THE DATA —
·····
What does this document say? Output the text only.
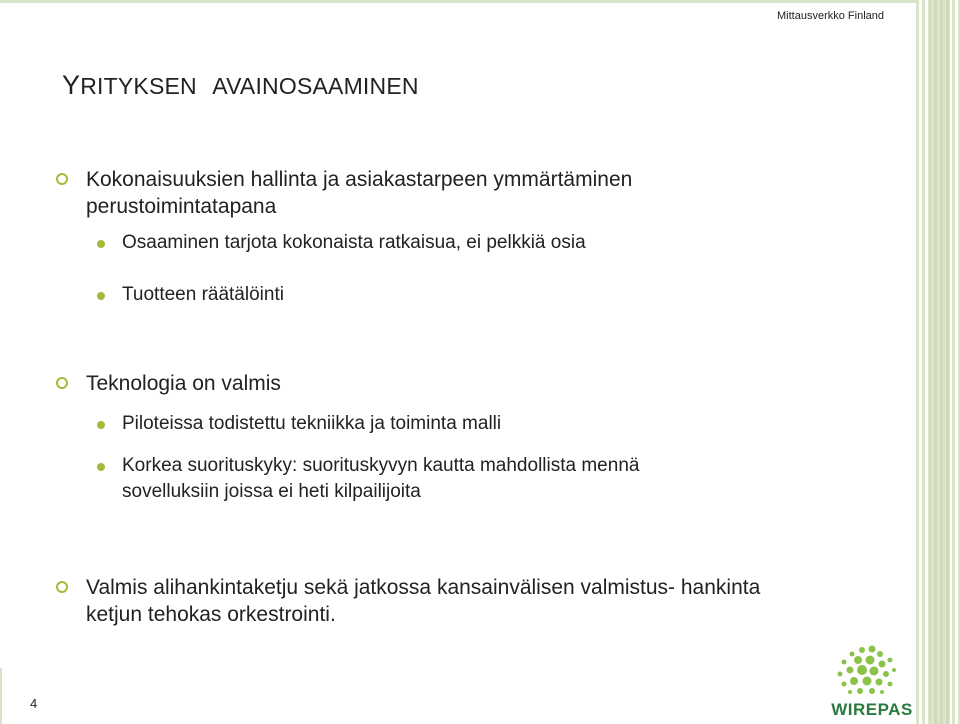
Mittausverkko Finland
YRITYKSEN AVAINOSAAMINEN
Kokonaisuuksien hallinta ja asiakastarpeen ymmärtäminen
perustoimintatapana
Osaaminen tarjota kokonaista ratkaisua, ei pelkkiä osia
Tuotteen räätälöinti
Teknologia on valmis
Piloteissa todistettu tekniikka ja toiminta malli
Korkea suorituskyky: suorituskyvyn kautta mahdollista mennä
sovelluksiin joissa ei heti kilpailijoita
Valmis alihankintaketju sekä jatkossa kansainvälisen valmistus- hankinta
ketjun tehokas orkestrointi.
4	WIREPAS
·····
TO BE DONE — Set the data above down again exactly as given, with no pictures.

REPLY TO THE TASK —
What does this document say? Output the text only.
Mittausverkko Finland
YRITYKSEN AVAINOSAAMINEN
Kokonaisuuksien hallinta ja asiakastarpeen ymmärtäminen
perustoimintatapana
Osaaminen tarjota kokonaista ratkaisua, ei pelkkiä osia
Tuotteen räätälöinti
Teknologia on valmis
Piloteissa todistettu tekniikka ja toiminta malli
Korkea suorituskyky: suorituskyvyn kautta mahdollista mennä
sovelluksiin joissa ei heti kilpailijoita
Valmis alihankintaketju sekä jatkossa kansainvälisen valmistus- hankinta
ketjun tehokas orkestrointi.
4	WIREPAS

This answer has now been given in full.